Start
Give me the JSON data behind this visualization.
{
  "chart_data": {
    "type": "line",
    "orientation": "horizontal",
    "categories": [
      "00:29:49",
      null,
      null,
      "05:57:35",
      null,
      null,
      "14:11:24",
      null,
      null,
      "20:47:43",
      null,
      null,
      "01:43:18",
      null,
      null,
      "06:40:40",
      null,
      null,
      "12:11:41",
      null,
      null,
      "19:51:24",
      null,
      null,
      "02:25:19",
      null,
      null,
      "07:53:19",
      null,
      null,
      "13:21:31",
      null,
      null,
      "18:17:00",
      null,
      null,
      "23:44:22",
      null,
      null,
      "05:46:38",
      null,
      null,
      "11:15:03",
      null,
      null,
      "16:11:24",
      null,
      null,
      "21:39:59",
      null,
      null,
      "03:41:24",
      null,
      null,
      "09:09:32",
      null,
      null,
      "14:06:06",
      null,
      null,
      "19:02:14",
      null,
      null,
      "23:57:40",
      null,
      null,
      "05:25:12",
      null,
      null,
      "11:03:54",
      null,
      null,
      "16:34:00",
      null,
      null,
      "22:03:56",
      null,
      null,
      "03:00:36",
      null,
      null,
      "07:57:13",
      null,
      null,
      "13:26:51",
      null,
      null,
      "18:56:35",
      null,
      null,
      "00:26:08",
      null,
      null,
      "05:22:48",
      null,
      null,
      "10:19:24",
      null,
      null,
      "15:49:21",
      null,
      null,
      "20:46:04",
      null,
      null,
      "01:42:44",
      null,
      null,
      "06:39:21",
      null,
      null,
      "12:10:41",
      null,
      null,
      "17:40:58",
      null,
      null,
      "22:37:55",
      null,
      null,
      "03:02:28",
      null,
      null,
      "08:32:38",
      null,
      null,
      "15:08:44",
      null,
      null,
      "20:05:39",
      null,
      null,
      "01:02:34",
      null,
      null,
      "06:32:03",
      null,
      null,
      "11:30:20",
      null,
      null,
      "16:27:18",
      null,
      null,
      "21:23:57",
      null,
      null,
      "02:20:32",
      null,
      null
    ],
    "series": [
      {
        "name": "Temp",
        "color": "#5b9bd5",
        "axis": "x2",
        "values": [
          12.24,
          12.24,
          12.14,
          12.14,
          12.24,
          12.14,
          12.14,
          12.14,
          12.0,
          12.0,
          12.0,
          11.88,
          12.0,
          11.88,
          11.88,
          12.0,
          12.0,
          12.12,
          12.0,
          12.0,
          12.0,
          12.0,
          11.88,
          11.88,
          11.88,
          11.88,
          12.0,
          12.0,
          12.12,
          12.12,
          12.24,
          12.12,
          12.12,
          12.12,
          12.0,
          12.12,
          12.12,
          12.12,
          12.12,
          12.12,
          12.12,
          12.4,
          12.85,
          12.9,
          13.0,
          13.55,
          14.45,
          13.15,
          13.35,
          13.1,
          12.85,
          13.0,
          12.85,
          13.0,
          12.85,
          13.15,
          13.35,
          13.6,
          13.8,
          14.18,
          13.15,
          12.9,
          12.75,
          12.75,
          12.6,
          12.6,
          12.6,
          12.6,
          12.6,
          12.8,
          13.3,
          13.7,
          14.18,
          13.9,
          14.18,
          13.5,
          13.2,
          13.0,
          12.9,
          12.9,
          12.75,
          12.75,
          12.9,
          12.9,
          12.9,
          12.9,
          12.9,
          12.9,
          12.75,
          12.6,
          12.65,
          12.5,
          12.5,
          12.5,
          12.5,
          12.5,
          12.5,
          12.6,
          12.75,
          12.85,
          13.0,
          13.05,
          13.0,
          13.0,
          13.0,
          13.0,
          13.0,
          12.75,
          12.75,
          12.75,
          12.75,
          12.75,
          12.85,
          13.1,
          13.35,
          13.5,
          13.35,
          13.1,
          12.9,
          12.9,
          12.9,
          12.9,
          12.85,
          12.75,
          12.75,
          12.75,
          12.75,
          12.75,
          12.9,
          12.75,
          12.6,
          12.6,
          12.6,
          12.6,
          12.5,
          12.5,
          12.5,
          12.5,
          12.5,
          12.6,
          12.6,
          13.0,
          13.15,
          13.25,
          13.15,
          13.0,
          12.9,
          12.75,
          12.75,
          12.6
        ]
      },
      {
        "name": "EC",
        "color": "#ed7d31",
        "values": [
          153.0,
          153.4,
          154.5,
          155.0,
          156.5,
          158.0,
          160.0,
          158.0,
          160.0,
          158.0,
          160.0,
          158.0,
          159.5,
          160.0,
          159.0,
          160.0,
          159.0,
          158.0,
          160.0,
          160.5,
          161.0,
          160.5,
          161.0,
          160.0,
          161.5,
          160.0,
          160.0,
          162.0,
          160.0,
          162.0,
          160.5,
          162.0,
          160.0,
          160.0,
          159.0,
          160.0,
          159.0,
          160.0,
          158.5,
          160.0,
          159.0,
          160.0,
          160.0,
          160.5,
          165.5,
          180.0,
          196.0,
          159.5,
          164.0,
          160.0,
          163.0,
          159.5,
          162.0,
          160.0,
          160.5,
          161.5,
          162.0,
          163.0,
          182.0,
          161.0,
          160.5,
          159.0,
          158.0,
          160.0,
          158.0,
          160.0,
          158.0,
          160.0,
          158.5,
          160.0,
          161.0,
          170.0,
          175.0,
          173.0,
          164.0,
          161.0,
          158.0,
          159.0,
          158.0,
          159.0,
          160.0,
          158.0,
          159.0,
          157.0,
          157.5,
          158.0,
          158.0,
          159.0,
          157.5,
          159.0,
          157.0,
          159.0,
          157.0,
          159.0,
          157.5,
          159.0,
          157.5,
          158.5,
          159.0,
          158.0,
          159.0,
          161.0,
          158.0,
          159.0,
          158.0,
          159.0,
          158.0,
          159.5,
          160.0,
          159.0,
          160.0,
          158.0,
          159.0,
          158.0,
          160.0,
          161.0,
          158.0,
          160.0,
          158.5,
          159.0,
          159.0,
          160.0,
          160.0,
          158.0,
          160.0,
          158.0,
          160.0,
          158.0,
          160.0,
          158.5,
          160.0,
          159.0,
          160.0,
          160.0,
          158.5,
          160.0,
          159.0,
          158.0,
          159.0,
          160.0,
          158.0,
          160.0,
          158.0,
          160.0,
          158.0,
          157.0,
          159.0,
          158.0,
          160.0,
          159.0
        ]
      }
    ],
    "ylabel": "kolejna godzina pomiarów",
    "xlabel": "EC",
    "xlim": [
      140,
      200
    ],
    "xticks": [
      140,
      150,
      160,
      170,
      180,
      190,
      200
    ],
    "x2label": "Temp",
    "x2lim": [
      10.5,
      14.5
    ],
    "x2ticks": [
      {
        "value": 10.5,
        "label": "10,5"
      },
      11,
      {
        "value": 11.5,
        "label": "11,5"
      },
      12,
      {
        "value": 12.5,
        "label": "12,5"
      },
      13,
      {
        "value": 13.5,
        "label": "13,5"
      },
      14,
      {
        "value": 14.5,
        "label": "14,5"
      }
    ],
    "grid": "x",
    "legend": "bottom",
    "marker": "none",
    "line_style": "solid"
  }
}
End
AIM
Return all the data above once more, precisely as given.

FINAL RESULT
Give me the JSON data behind this visualization.
{
  "chart_data": {
    "type": "line",
    "orientation": "horizontal",
    "categories": [
      "00:29:49",
      null,
      null,
      "05:57:35",
      null,
      null,
      "14:11:24",
      null,
      null,
      "20:47:43",
      null,
      null,
      "01:43:18",
      null,
      null,
      "06:40:40",
      null,
      null,
      "12:11:41",
      null,
      null,
      "19:51:24",
      null,
      null,
      "02:25:19",
      null,
      null,
      "07:53:19",
      null,
      null,
      "13:21:31",
      null,
      null,
      "18:17:00",
      null,
      null,
      "23:44:22",
      null,
      null,
      "05:46:38",
      null,
      null,
      "11:15:03",
      null,
      null,
      "16:11:24",
      null,
      null,
      "21:39:59",
      null,
      null,
      "03:41:24",
      null,
      null,
      "09:09:32",
      null,
      null,
      "14:06:06",
      null,
      null,
      "19:02:14",
      null,
      null,
      "23:57:40",
      null,
      null,
      "05:25:12",
      null,
      null,
      "11:03:54",
      null,
      null,
      "16:34:00",
      null,
      null,
      "22:03:56",
      null,
      null,
      "03:00:36",
      null,
      null,
      "07:57:13",
      null,
      null,
      "13:26:51",
      null,
      null,
      "18:56:35",
      null,
      null,
      "00:26:08",
      null,
      null,
      "05:22:48",
      null,
      null,
      "10:19:24",
      null,
      null,
      "15:49:21",
      null,
      null,
      "20:46:04",
      null,
      null,
      "01:42:44",
      null,
      null,
      "06:39:21",
      null,
      null,
      "12:10:41",
      null,
      null,
      "17:40:58",
      null,
      null,
      "22:37:55",
      null,
      null,
      "03:02:28",
      null,
      null,
      "08:32:38",
      null,
      null,
      "15:08:44",
      null,
      null,
      "20:05:39",
      null,
      null,
      "01:02:34",
      null,
      null,
      "06:32:03",
      null,
      null,
      "11:30:20",
      null,
      null,
      "16:27:18",
      null,
      null,
      "21:23:57",
      null,
      null,
      "02:20:32",
      null,
      null
    ],
    "series": [
      {
        "name": "Temp",
        "color": "#5b9bd5",
        "axis": "x2",
        "values": [
          12.24,
          12.24,
          12.14,
          12.14,
          12.24,
          12.14,
          12.14,
          12.14,
          12.0,
          12.0,
          12.0,
          11.88,
          12.0,
          11.88,
          11.88,
          12.0,
          12.0,
          12.12,
          12.0,
          12.0,
          12.0,
          12.0,
          11.88,
          11.88,
          11.88,
          11.88,
          12.0,
          12.0,
          12.12,
          12.12,
          12.24,
          12.12,
          12.12,
          12.12,
          12.0,
          12.12,
          12.12,
          12.12,
          12.12,
          12.12,
          12.12,
          12.4,
          12.85,
          12.9,
          13.0,
          13.55,
          14.45,
          13.15,
          13.35,
          13.1,
          12.85,
          13.0,
          12.85,
          13.0,
          12.85,
          13.15,
          13.35,
          13.6,
          13.8,
          14.18,
          13.15,
          12.9,
          12.75,
          12.75,
          12.6,
          12.6,
          12.6,
          12.6,
          12.6,
          12.8,
          13.3,
          13.7,
          14.18,
          13.9,
          14.18,
          13.5,
          13.2,
          13.0,
          12.9,
          12.9,
          12.75,
          12.75,
          12.9,
          12.9,
          12.9,
          12.9,
          12.9,
          12.9,
          12.75,
          12.6,
          12.65,
          12.5,
          12.5,
          12.5,
          12.5,
          12.5,
          12.5,
          12.6,
          12.75,
          12.85,
          13.0,
          13.05,
          13.0,
          13.0,
          13.0,
          13.0,
          13.0,
          12.75,
          12.75,
          12.75,
          12.75,
          12.75,
          12.85,
          13.1,
          13.35,
          13.5,
          13.35,
          13.1,
          12.9,
          12.9,
          12.9,
          12.9,
          12.85,
          12.75,
          12.75,
          12.75,
          12.75,
          12.75,
          12.9,
          12.75,
          12.6,
          12.6,
          12.6,
          12.6,
          12.5,
          12.5,
          12.5,
          12.5,
          12.5,
          12.6,
          12.6,
          13.0,
          13.15,
          13.25,
          13.15,
          13.0,
          12.9,
          12.75,
          12.75,
          12.6
        ]
      },
      {
        "name": "EC",
        "color": "#ed7d31",
        "values": [
          153.0,
          153.4,
          154.5,
          155.0,
          156.5,
          158.0,
          160.0,
          158.0,
          160.0,
          158.0,
          160.0,
          158.0,
          159.5,
          160.0,
          159.0,
          160.0,
          159.0,
          158.0,
          160.0,
          160.5,
          161.0,
          160.5,
          161.0,
          160.0,
          161.5,
          160.0,
          160.0,
          162.0,
          160.0,
          162.0,
          160.5,
          162.0,
          160.0,
          160.0,
          159.0,
          160.0,
          159.0,
          160.0,
          158.5,
          160.0,
          159.0,
          160.0,
          160.0,
          160.5,
          165.5,
          180.0,
          196.0,
          159.5,
          164.0,
          160.0,
          163.0,
          159.5,
          162.0,
          160.0,
          160.5,
          161.5,
          162.0,
          163.0,
          182.0,
          161.0,
          160.5,
          159.0,
          158.0,
          160.0,
          158.0,
          160.0,
          158.0,
          160.0,
          158.5,
          160.0,
          161.0,
          170.0,
          175.0,
          173.0,
          164.0,
          161.0,
          158.0,
          159.0,
          158.0,
          159.0,
          160.0,
          158.0,
          159.0,
          157.0,
          157.5,
          158.0,
          158.0,
          159.0,
          157.5,
          159.0,
          157.0,
          159.0,
          157.0,
          159.0,
          157.5,
          159.0,
          157.5,
          158.5,
          159.0,
          158.0,
          159.0,
          161.0,
          158.0,
          159.0,
          158.0,
          159.0,
          158.0,
          159.5,
          160.0,
          159.0,
          160.0,
          158.0,
          159.0,
          158.0,
          160.0,
          161.0,
          158.0,
          160.0,
          158.5,
          159.0,
          159.0,
          160.0,
          160.0,
          158.0,
          160.0,
          158.0,
          160.0,
          158.0,
          160.0,
          158.5,
          160.0,
          159.0,
          160.0,
          160.0,
          158.5,
          160.0,
          159.0,
          158.0,
          159.0,
          160.0,
          158.0,
          160.0,
          158.0,
          160.0,
          158.0,
          157.0,
          159.0,
          158.0,
          160.0,
          159.0
        ]
      }
    ],
    "ylabel": "kolejna godzina pomiarów",
    "xlabel": "EC",
    "xlim": [
      140,
      200
    ],
    "xticks": [
      140,
      150,
      160,
      170,
      180,
      190,
      200
    ],
    "x2label": "Temp",
    "x2lim": [
      10.5,
      14.5
    ],
    "x2ticks": [
      {
        "value": 10.5,
        "label": "10,5"
      },
      11,
      {
        "value": 11.5,
        "label": "11,5"
      },
      12,
      {
        "value": 12.5,
        "label": "12,5"
      },
      13,
      {
        "value": 13.5,
        "label": "13,5"
      },
      14,
      {
        "value": 14.5,
        "label": "14,5"
      }
    ],
    "grid": "x",
    "legend": "bottom",
    "marker": "none",
    "line_style": "solid"
  }
}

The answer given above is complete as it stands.